-- What is required --
Show all lines that include the string "Janeiro"; copy each one.

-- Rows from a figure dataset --
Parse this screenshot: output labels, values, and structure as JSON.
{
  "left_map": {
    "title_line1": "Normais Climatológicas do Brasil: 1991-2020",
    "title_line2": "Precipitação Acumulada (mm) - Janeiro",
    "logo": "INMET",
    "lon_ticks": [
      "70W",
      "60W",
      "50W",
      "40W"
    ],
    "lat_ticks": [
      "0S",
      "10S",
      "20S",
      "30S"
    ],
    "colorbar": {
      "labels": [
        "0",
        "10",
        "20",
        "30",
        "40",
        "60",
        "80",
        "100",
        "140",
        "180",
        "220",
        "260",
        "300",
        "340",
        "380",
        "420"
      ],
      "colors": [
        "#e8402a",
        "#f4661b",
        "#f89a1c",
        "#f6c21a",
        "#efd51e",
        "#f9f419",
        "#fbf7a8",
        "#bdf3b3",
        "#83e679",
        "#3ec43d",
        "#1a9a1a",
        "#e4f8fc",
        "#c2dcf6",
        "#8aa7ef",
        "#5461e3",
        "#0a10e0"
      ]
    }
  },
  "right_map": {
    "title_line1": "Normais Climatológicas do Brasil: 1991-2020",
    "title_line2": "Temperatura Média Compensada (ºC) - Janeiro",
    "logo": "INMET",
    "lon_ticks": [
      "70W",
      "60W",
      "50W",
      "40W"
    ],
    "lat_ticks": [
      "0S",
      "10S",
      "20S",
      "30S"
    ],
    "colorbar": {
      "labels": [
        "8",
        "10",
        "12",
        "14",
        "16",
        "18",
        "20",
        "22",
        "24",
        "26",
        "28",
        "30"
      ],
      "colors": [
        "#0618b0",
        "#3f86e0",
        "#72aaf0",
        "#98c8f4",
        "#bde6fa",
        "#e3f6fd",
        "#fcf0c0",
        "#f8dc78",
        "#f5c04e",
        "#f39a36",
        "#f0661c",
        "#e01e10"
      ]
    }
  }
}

-- Expected answer --
    "title_line2": "Precipitação Acumulada (mm) - Janeiro",
    "title_line2": "Temperatura Média Compensada (ºC) - Janeiro",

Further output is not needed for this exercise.